### Task objective:
Look through the records below, and copy out every line that holds the string "simulated".

(Extracted records)
•••••
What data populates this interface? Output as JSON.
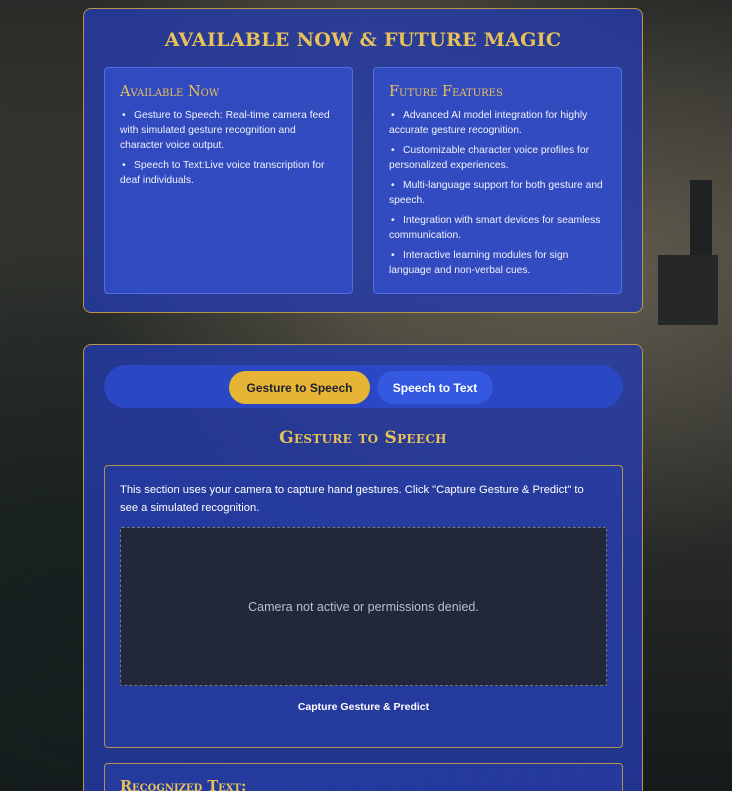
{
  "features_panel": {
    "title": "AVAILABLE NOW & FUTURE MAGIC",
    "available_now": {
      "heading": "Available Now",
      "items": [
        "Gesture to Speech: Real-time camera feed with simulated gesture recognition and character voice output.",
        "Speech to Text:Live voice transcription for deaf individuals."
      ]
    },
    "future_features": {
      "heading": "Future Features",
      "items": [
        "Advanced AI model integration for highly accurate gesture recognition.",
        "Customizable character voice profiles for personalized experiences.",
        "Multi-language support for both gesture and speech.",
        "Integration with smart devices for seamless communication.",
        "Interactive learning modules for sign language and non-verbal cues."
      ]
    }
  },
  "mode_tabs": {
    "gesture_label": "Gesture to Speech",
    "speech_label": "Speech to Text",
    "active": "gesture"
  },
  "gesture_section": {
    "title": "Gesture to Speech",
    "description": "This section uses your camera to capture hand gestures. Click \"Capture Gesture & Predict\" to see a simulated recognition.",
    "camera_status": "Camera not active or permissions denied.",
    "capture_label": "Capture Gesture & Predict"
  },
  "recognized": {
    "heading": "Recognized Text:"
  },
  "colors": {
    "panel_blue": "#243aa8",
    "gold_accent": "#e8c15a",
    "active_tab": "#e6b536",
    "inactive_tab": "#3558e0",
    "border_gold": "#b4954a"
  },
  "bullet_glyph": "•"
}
•••••
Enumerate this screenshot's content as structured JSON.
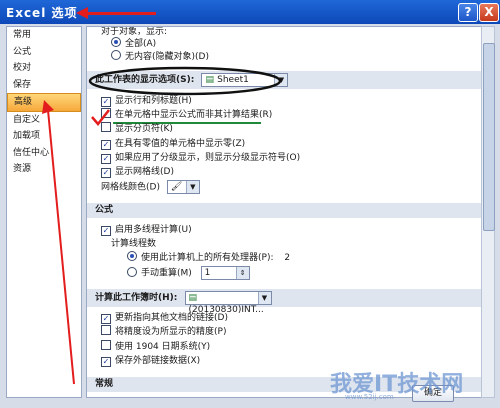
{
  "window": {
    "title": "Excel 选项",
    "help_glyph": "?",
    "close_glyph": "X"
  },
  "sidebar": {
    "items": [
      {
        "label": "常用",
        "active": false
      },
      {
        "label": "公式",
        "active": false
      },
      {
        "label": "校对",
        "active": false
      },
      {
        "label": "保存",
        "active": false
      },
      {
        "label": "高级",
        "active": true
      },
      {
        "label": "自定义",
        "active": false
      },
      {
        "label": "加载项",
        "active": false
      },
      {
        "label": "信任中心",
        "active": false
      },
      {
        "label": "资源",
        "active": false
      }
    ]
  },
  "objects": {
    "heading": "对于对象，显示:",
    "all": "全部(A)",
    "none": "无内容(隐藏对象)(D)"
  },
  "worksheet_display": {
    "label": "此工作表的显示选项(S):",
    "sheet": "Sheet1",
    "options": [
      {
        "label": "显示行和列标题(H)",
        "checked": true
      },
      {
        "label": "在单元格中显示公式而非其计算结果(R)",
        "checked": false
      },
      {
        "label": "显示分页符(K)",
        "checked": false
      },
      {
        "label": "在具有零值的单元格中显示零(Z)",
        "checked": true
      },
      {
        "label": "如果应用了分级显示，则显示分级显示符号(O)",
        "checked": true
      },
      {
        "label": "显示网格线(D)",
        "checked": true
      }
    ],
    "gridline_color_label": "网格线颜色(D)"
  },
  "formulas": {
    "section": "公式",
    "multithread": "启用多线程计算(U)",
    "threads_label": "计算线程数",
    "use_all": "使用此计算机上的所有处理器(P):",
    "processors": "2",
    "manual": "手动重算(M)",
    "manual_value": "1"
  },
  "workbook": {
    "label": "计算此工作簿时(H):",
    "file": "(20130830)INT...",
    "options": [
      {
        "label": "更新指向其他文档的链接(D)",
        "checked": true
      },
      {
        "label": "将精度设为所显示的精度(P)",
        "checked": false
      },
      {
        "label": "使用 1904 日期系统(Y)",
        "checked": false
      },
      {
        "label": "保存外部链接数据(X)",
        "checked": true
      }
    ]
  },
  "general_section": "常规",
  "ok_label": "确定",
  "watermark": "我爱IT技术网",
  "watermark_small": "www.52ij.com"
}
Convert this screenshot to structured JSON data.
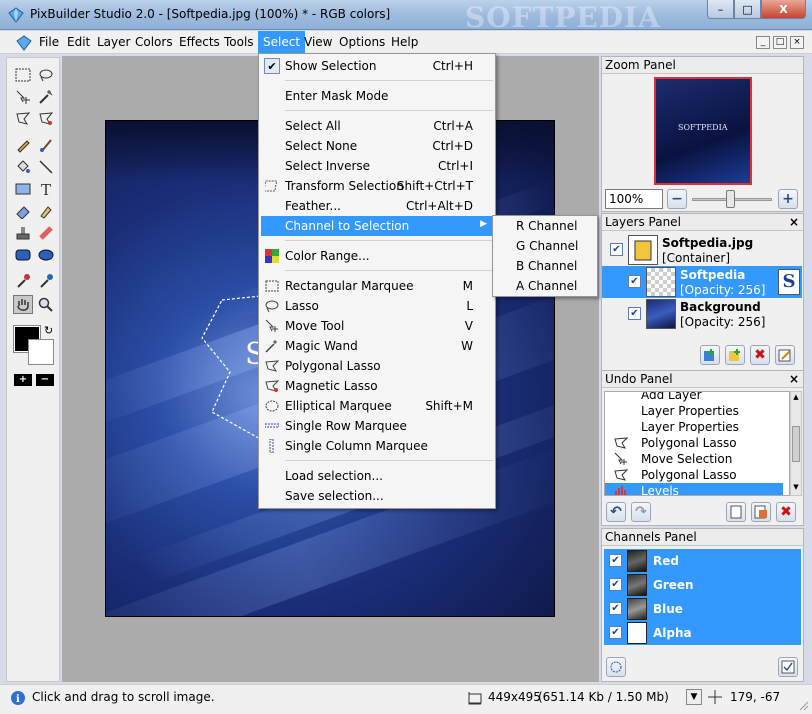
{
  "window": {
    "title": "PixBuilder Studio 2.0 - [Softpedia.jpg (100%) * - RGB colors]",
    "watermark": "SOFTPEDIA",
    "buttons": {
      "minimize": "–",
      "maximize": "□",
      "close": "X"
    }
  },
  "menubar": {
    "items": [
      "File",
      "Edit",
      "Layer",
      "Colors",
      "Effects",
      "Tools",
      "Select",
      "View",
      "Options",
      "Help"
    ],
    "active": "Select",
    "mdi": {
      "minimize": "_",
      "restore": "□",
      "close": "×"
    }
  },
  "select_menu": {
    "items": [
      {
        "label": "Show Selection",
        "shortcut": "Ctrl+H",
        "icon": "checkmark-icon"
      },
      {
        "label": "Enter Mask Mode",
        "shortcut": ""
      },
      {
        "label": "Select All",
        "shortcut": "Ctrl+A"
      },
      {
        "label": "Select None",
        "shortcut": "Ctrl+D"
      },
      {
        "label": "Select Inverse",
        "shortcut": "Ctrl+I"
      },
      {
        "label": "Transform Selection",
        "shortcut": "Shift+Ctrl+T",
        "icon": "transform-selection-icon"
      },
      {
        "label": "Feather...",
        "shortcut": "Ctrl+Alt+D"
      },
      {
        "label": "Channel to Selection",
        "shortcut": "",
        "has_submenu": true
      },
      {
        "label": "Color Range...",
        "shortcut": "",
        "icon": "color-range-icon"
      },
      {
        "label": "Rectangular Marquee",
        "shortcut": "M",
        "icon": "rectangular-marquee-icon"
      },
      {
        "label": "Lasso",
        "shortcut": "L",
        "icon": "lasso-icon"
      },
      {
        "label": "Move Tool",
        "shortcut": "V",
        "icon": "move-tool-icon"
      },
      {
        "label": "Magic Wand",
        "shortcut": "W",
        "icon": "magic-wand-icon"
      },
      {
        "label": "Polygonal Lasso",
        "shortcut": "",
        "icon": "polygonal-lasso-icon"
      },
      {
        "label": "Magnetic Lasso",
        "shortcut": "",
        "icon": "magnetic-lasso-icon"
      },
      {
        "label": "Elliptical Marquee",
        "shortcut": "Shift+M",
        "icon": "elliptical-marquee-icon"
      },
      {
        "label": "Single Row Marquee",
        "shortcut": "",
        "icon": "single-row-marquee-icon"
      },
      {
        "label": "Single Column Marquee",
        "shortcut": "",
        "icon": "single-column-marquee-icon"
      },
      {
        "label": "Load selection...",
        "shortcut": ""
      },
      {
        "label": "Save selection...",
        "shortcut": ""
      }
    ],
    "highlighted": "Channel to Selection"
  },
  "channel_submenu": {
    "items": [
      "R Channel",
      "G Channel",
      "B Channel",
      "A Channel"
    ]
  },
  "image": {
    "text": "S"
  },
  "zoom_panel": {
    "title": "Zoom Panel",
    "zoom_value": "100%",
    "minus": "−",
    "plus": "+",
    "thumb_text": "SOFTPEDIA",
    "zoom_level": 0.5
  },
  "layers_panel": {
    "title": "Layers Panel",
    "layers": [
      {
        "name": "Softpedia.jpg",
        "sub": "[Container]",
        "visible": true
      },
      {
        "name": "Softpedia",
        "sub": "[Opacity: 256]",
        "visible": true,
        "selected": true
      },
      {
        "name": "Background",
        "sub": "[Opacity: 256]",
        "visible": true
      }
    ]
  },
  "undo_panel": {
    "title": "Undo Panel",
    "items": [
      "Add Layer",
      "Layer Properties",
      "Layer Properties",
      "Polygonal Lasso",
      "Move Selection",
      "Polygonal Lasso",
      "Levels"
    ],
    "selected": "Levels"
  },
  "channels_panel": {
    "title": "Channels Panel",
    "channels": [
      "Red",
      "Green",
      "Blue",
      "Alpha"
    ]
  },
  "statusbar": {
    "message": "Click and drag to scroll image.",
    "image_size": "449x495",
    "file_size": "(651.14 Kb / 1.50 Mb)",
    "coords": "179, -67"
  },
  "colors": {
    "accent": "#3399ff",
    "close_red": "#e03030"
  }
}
•••••
### Exercise output:
        "Gesture to Speech: Real-time camera feed with simulated gesture recognition and character voice output.",
    "description": "This section uses your camera to capture hand gestures. Click \"Capture Gesture & Predict\" to see a simulated recognition.",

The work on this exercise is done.